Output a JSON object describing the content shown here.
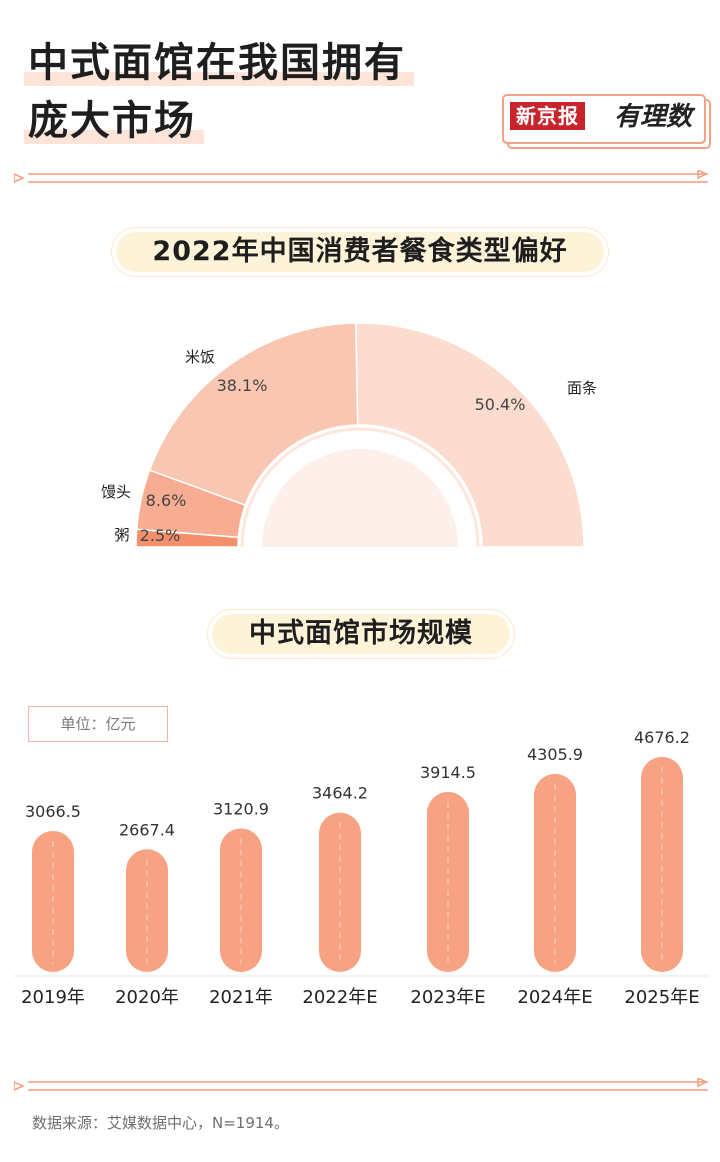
{
  "header": {
    "title_line1": "中式面馆在我国拥有",
    "title_line2": "庞大市场",
    "brand_red": "新京报",
    "brand_script": "有理数"
  },
  "pie_section": {
    "title": "2022年中国消费者餐食类型偏好"
  },
  "bar_section": {
    "title": "中式面馆市场规模",
    "unit_label": "单位：亿元"
  },
  "footer": {
    "source": "数据来源：艾媒数据中心，N=1914。"
  },
  "colors": {
    "accent": "#f29b7b",
    "bar": "#f7a283",
    "noodle_slice": "#fcdccf",
    "rice_slice": "#f9c6b2",
    "mantou_slice": "#f7ad92",
    "porridge_slice": "#f48f6c"
  },
  "chart_data": [
    {
      "type": "pie",
      "title": "2022年中国消费者餐食类型偏好",
      "slices": [
        {
          "name": "面条",
          "value": 50.4,
          "label": "50.4%"
        },
        {
          "name": "米饭",
          "value": 38.1,
          "label": "38.1%"
        },
        {
          "name": "馒头",
          "value": 8.6,
          "label": "8.6%"
        },
        {
          "name": "粥",
          "value": 2.5,
          "label": "2.5%"
        }
      ]
    },
    {
      "type": "bar",
      "title": "中式面馆市场规模",
      "unit": "单位：亿元",
      "categories": [
        "2019年",
        "2020年",
        "2021年",
        "2022年E",
        "2023年E",
        "2024年E",
        "2025年E"
      ],
      "values": [
        3066.5,
        2667.4,
        3120.9,
        3464.2,
        3914.5,
        4305.9,
        4676.2
      ],
      "labels": [
        "3066.5",
        "2667.4",
        "3120.9",
        "3464.2",
        "3914.5",
        "4305.9",
        "4676.2"
      ]
    }
  ]
}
§
Task: Reproduce all of the material exactly, apart from the pictures.

Written solution:
Output a JSON object describing the content shown here.
{
  "header": {
    "title_line1": "中式面馆在我国拥有",
    "title_line2": "庞大市场",
    "brand_red": "新京报",
    "brand_script": "有理数"
  },
  "pie_section": {
    "title": "2022年中国消费者餐食类型偏好"
  },
  "bar_section": {
    "title": "中式面馆市场规模",
    "unit_label": "单位：亿元"
  },
  "footer": {
    "source": "数据来源：艾媒数据中心，N=1914。"
  },
  "colors": {
    "accent": "#f29b7b",
    "bar": "#f7a283",
    "noodle_slice": "#fcdccf",
    "rice_slice": "#f9c6b2",
    "mantou_slice": "#f7ad92",
    "porridge_slice": "#f48f6c"
  },
  "chart_data": [
    {
      "type": "pie",
      "title": "2022年中国消费者餐食类型偏好",
      "slices": [
        {
          "name": "面条",
          "value": 50.4,
          "label": "50.4%"
        },
        {
          "name": "米饭",
          "value": 38.1,
          "label": "38.1%"
        },
        {
          "name": "馒头",
          "value": 8.6,
          "label": "8.6%"
        },
        {
          "name": "粥",
          "value": 2.5,
          "label": "2.5%"
        }
      ]
    },
    {
      "type": "bar",
      "title": "中式面馆市场规模",
      "unit": "单位：亿元",
      "categories": [
        "2019年",
        "2020年",
        "2021年",
        "2022年E",
        "2023年E",
        "2024年E",
        "2025年E"
      ],
      "values": [
        3066.5,
        2667.4,
        3120.9,
        3464.2,
        3914.5,
        4305.9,
        4676.2
      ],
      "labels": [
        "3066.5",
        "2667.4",
        "3120.9",
        "3464.2",
        "3914.5",
        "4305.9",
        "4676.2"
      ]
    }
  ]
}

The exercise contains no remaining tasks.